-------- Supplied records

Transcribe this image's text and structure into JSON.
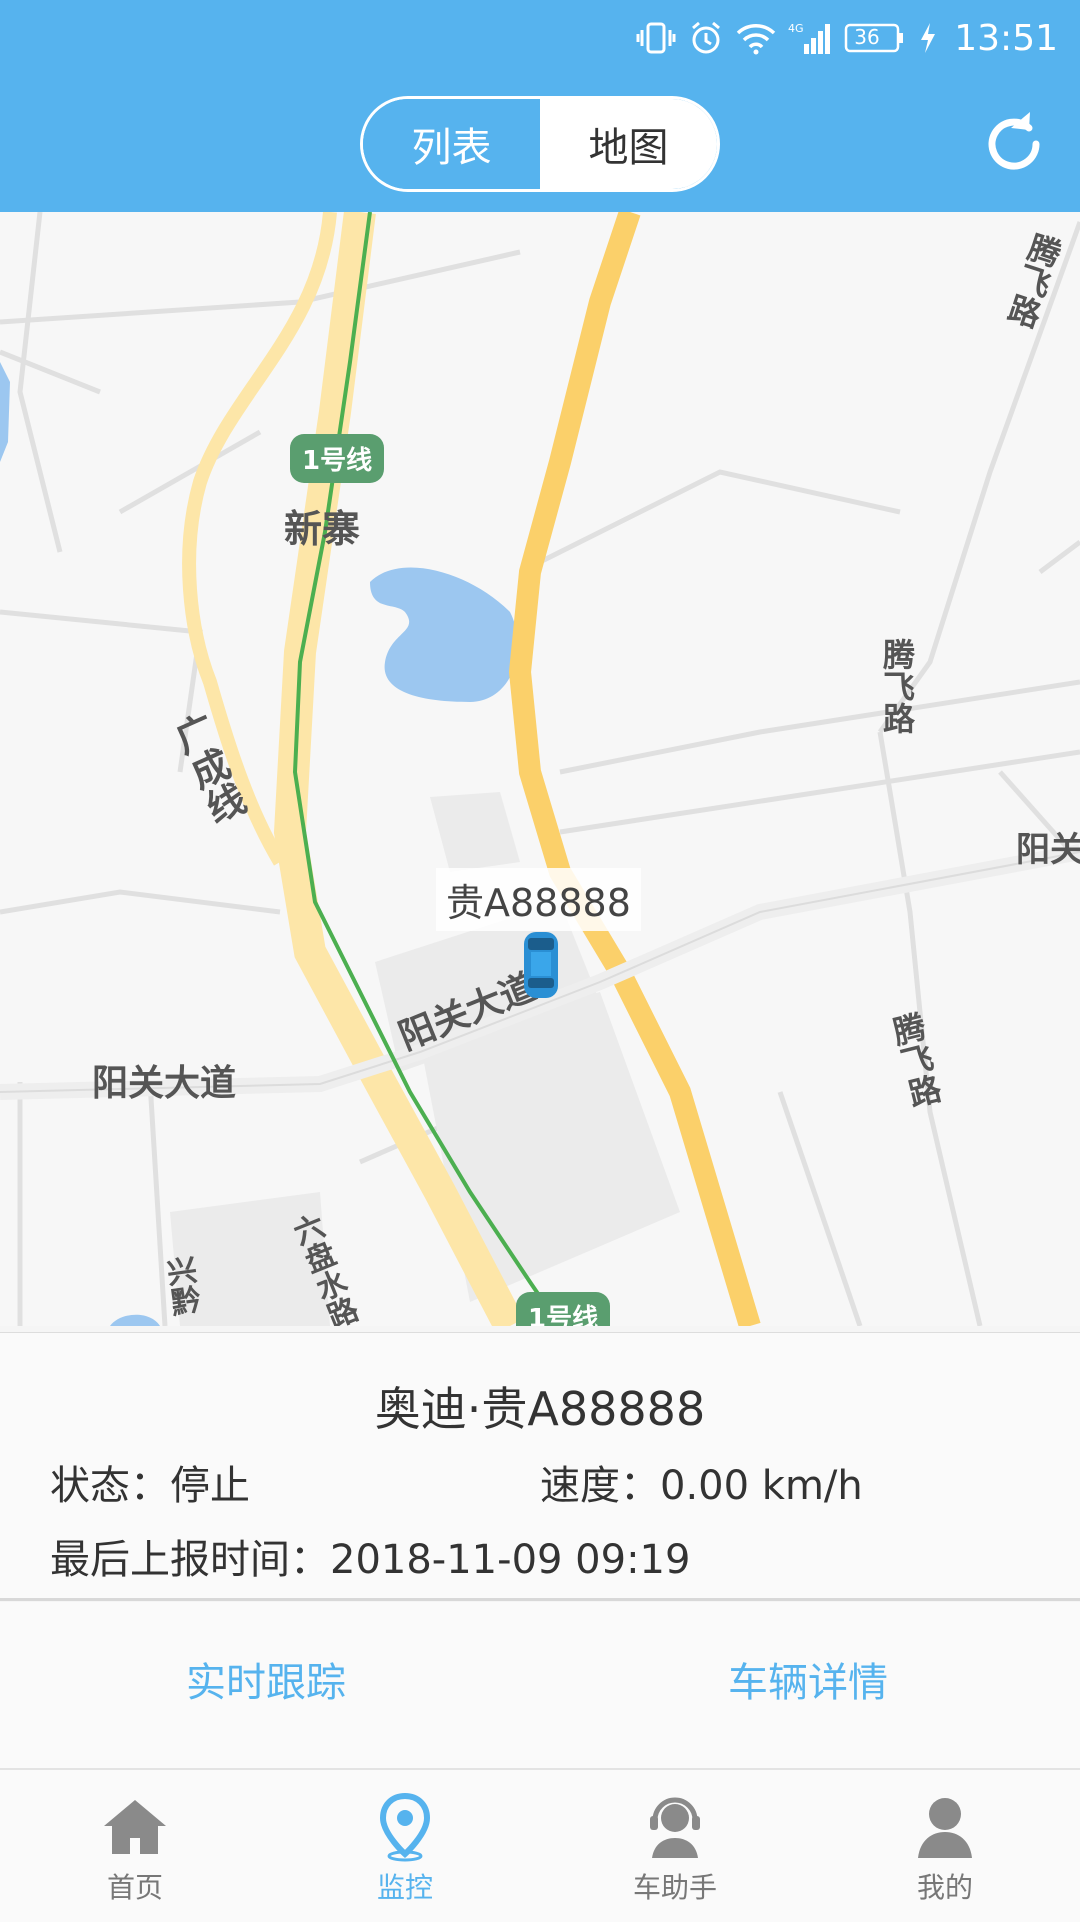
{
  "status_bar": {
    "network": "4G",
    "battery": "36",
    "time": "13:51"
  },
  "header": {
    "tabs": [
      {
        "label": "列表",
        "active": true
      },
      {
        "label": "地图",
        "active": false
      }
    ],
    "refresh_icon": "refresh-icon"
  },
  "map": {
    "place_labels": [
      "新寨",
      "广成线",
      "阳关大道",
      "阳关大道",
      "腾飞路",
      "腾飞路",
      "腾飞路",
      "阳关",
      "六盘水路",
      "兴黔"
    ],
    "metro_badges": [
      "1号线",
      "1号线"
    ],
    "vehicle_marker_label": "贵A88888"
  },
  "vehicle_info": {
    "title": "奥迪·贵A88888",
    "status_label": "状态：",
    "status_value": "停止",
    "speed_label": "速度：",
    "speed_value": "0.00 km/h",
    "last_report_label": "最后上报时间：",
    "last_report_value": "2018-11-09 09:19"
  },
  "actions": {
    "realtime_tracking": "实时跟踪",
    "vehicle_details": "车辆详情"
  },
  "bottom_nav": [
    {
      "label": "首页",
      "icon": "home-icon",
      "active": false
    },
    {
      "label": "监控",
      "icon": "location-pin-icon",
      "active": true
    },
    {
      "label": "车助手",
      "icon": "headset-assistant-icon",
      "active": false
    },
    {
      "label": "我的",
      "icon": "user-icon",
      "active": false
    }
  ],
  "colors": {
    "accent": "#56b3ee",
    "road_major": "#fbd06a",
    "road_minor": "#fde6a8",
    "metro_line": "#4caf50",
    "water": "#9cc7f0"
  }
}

----------------

» Job
Select and copy every line from the records that includes the word "icon".

» The response
    "refresh_icon": "refresh-icon"
      "icon": "home-icon",
      "icon": "location-pin-icon",
      "icon": "headset-assistant-icon",
      "icon": "user-icon",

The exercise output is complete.